SOURCE:
_ _ _ _
HIGHLIGHTS
- We remain positive on Indonesian government bonds and expect the 10y IndoGB to approach 6.30% by 4Q18 (another >35bps compression), in line with our forecast which has been vindicated since the Fixed Income Navigator publication on 16-Mar-2018. Much of the negatives on US rate hikes and tariffs were priced through to the 6.90% peak on 23-Mar-2018. The resultant flows into the bond market will likely drive USDIDR lower towards our target of 13,500 towards the middle of the year. The attractive valuation coupled with Trump-induced Dollar weakness may drive the pair lower and keep it supported till the end of the year.
- Sentiment in the IDR government bond market received a boost when in Dec-2017 Fitch upgraded Indonesia. Further, in February 2018 Indonesia received another boost when Bloomberg announced inclusion of IDR–denominated debt into the Bloomberg Barclay's Global Aggregate Index.
_ _ _ _
SUPPLIED DATA:
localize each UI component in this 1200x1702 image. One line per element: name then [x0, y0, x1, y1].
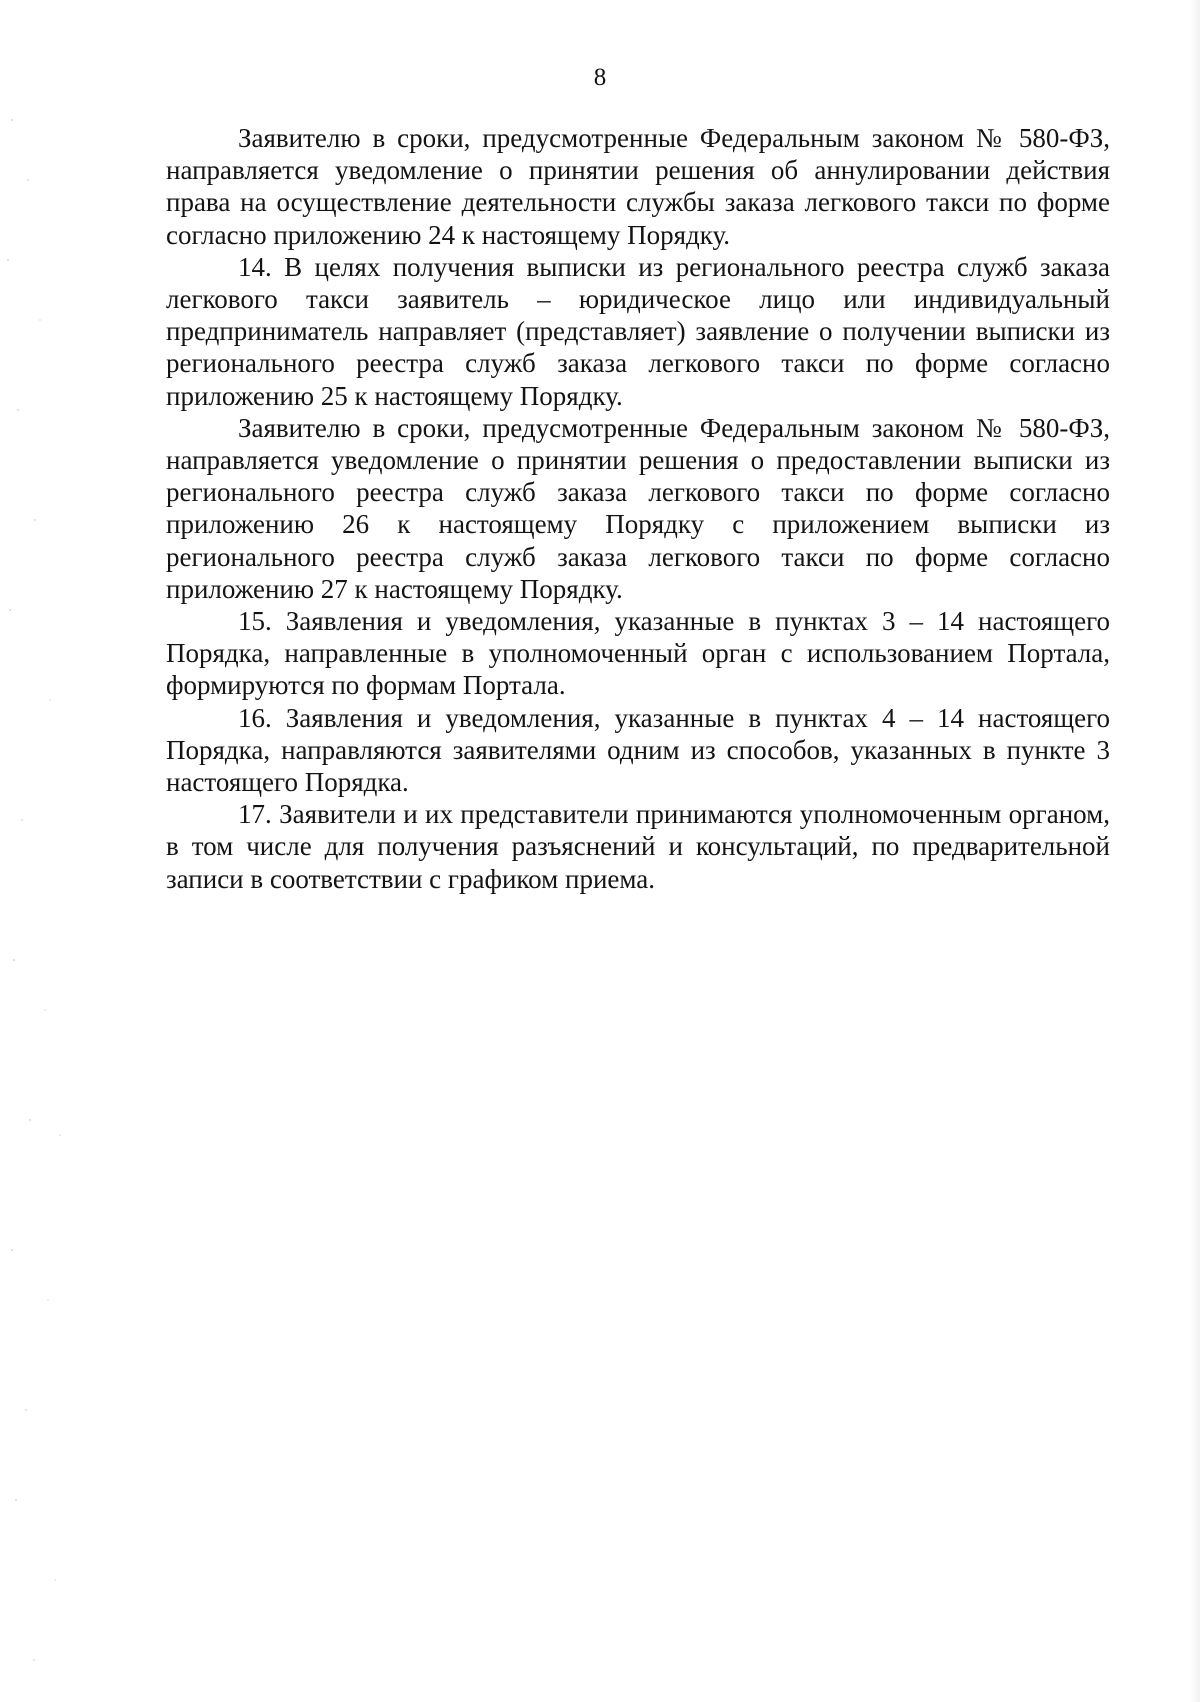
_ _ _ _
PROBLEMS:
(1) List every date in the Indonesian bond highlights that names a specific month.
(2) Please rewrite the part of the Indonesian bond highlights that begins at the words "- Sentiment in" and stops after "Global Aggregate Index.", with "boost" replaced by "lift" each time it appears.

TASK-BY-TASK SOLUTIONS:
(1)
16-Mar-2018
23-Mar-2018
Dec-2017
February 2018

(2)
- Sentiment in the IDR government bond market received a lift when in Dec-2017 Fitch upgraded Indonesia. Further, in February 2018 Indonesia received another lift when Bloomberg announced inclusion of IDR–denominated debt into the Bloomberg Barclay's Global Aggregate Index.